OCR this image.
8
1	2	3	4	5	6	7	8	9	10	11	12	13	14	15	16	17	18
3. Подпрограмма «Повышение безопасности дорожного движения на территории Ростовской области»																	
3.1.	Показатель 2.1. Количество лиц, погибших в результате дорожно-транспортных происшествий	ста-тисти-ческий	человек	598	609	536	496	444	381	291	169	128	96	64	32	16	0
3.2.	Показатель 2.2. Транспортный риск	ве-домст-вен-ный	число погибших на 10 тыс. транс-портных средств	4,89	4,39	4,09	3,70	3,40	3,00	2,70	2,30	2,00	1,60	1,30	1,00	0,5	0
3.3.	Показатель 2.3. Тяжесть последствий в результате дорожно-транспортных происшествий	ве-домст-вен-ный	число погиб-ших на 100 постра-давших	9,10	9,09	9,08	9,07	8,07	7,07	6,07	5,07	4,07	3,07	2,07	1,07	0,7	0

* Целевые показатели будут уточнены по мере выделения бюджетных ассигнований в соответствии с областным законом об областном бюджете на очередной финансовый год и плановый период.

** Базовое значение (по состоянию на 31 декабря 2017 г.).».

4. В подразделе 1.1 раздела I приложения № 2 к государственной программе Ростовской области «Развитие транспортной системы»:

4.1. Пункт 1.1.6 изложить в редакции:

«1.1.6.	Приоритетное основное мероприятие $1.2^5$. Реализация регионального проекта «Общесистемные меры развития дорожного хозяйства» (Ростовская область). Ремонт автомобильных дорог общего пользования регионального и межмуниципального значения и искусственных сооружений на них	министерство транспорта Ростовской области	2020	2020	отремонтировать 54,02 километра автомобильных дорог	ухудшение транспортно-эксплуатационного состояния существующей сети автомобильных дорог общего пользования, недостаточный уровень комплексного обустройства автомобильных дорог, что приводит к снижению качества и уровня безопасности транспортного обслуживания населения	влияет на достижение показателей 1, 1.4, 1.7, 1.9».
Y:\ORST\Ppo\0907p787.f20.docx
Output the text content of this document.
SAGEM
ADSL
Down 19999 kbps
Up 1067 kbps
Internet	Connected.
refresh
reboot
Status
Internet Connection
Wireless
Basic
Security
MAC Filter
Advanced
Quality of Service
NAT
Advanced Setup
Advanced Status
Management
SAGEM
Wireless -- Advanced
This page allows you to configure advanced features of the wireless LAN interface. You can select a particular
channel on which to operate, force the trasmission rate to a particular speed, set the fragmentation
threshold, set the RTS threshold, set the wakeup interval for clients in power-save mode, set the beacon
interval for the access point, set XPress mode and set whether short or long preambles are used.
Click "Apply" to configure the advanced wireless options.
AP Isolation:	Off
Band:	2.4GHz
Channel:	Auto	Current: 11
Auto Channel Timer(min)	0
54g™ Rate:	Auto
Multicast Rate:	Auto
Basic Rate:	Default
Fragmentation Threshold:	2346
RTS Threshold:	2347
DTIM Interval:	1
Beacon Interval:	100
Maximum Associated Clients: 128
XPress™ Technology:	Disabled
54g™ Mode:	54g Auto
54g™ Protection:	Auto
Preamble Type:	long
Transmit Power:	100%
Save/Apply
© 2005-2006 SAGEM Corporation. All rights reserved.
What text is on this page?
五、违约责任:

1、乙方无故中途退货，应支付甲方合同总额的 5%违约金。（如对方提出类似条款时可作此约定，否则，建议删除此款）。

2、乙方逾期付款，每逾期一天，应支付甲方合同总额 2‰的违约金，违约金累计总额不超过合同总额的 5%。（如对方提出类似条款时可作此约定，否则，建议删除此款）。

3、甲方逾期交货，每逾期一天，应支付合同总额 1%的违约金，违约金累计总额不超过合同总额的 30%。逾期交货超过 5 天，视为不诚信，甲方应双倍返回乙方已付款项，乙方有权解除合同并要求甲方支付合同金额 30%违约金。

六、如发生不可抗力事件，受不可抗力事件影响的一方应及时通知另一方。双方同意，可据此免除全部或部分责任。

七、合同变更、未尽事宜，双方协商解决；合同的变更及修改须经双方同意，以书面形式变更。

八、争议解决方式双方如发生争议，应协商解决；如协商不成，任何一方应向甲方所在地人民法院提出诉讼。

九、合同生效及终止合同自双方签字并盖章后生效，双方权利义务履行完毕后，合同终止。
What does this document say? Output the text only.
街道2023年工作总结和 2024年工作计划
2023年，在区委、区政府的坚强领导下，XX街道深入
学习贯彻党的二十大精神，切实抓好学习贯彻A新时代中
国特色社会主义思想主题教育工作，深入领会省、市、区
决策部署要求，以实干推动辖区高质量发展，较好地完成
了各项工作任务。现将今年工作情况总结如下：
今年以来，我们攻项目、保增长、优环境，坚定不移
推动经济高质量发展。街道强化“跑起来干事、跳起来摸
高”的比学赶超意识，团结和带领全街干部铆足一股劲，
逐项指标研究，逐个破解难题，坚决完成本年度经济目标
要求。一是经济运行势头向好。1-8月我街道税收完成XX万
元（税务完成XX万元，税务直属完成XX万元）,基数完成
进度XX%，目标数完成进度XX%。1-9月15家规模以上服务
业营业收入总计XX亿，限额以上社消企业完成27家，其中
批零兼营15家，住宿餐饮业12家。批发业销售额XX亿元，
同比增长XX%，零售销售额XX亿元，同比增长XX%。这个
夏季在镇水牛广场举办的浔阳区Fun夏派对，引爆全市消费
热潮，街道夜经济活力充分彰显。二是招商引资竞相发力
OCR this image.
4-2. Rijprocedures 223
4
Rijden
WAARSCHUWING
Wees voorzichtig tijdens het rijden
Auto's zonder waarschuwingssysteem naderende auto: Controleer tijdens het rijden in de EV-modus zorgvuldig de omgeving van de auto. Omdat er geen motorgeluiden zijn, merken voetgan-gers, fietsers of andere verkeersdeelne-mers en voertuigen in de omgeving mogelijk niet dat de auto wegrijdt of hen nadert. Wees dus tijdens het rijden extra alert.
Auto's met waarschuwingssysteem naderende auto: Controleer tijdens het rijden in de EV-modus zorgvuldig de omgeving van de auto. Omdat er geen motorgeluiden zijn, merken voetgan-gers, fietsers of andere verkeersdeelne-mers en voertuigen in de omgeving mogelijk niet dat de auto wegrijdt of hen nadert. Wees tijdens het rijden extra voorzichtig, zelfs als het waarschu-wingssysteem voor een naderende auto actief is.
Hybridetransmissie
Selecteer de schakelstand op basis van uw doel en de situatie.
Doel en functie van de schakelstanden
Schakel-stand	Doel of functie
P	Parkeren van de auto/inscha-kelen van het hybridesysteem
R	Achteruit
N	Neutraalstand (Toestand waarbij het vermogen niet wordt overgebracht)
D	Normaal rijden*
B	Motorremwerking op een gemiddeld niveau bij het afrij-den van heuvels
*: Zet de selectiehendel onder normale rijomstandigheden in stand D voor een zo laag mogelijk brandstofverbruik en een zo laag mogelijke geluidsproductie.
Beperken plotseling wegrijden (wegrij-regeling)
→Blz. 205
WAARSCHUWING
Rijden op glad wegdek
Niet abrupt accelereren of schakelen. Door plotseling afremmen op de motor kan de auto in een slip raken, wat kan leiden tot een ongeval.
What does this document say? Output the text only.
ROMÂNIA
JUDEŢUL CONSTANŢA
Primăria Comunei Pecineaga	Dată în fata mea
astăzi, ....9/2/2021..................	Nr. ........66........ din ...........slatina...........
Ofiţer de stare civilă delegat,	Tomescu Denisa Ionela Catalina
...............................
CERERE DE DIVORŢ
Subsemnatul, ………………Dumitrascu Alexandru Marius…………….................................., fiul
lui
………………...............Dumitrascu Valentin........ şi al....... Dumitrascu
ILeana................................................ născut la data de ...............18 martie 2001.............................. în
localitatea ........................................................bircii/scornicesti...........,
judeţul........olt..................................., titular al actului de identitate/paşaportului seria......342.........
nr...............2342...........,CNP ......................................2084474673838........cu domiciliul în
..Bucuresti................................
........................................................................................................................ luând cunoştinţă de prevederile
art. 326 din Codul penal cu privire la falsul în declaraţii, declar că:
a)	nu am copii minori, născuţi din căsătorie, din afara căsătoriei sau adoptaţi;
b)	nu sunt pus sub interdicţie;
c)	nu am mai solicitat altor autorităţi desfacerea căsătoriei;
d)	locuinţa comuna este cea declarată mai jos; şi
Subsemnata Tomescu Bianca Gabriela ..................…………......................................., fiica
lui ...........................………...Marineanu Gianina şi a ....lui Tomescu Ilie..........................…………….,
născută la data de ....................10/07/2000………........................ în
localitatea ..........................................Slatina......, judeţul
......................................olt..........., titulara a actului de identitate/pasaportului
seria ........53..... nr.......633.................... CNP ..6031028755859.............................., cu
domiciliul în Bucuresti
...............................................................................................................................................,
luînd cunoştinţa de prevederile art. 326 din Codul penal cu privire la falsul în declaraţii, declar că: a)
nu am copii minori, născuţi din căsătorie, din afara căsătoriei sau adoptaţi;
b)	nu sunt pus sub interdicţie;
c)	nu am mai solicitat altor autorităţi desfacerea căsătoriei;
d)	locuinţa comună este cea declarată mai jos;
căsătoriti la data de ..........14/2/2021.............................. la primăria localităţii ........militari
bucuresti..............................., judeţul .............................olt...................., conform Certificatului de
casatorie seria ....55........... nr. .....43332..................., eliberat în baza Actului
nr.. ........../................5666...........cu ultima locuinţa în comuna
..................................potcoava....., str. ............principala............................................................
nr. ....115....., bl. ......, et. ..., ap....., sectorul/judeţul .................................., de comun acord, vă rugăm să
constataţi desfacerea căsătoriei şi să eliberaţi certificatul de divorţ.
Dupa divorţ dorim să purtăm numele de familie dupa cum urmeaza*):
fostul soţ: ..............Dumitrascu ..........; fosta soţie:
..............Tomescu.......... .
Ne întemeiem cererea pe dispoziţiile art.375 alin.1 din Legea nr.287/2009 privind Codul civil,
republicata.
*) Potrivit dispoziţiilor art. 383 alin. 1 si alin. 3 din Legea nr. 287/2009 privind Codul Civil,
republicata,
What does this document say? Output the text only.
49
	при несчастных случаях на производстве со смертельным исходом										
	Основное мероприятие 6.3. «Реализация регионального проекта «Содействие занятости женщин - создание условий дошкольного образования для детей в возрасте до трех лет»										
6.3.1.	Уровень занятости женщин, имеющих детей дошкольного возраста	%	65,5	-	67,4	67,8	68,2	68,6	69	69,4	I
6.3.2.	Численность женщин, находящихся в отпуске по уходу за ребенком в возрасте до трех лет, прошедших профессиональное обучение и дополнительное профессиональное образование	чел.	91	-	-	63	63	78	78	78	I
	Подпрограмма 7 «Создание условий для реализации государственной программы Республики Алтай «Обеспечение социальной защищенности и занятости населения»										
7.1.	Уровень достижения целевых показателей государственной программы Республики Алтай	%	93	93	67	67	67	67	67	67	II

WHAT YOU WILL DO:
Show the lines of the records that contain the word "погибших".

SOLUTION FOR THIS EXERCISE:
3.1.	Показатель 2.1. Количество лиц, погибших в результате дорожно-транспортных происшествий	ста-тисти-ческий	человек	598	609	536	496	444	381	291	169	128	96	64	32	16	0
3.2.	Показатель 2.2. Транспортный риск	ве-домст-вен-ный	число погибших на 10 тыс. транс-портных средств	4,89	4,39	4,09	3,70	3,40	3,00	2,70	2,30	2,00	1,60	1,30	1,00	0,5	0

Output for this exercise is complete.